-- Prompt a --
In the SGX patch discussion, which device path is given for host enclaves?

Re: [PATCH v3 03/25] x86/sgx: Wipe out EREMOVE from sgx_free_epc_page()

Kai Huang <kai.huang@xxxxxxxxx> · Tue, 23 Mar 2021 11:06:43 +1300

On Mon, 22 Mar 2021 22:06:45 +0100 Borislav Petkov wrote:
> On Mon, Mar 22, 2021 at 12:37:02PM -0700, Sean Christopherson wrote:
> > Yes.  Note, it's still true if you strike out the "too", KVM support is completely
> > orthogonal to this code.  The purpose of this patch is to separate out the EREMOVE
> > path used for host enclaves (/dev/sgx_enclave), because EPC virtualization for
> > KVM will have non-buggy scenarios where EREMOVE can fail.  But the virt EPC code
> > is designed to handle that gracefully.
> 
> "gracefully" as it won't leak EPC pages which would require a host reboot? That
> leaking is done by host enclaves only?

This path is called by host SGX driver only, so yes this leaking is done by
host enclaves only.

-- Prompt b --
Reproduce the rows below verbatim, starting with the first row and going on through the line that contains "bond-c3-c2 — [30, 99, 68, 111]", with both of those lines included.

-- Material provided --
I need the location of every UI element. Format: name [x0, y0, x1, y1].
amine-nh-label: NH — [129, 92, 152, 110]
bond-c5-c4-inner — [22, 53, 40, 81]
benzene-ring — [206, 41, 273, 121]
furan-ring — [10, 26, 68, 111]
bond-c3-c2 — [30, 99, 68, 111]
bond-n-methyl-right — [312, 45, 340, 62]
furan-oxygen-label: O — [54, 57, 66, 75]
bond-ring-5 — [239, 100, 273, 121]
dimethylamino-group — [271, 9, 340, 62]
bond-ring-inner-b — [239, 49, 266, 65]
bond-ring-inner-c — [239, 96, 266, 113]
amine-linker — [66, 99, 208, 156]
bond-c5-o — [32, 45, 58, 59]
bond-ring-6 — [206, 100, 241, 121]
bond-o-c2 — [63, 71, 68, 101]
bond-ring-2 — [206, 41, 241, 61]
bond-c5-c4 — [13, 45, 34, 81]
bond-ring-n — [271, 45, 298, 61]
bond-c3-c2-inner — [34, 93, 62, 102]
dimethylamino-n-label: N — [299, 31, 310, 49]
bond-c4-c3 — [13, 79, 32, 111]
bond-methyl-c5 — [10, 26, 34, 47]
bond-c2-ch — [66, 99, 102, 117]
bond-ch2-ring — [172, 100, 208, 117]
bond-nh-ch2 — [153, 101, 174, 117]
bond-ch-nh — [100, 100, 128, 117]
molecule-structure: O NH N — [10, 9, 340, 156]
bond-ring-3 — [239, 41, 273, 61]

-- Written solution a --
/dev/sgx_enclave

-- Written solution b --
I need the location of every UI element. Format: name [x0, y0, x1, y1].
amine-nh-label: NH — [129, 92, 152, 110]
bond-c5-c4-inner — [22, 53, 40, 81]
benzene-ring — [206, 41, 273, 121]
furan-ring — [10, 26, 68, 111]
bond-c3-c2 — [30, 99, 68, 111]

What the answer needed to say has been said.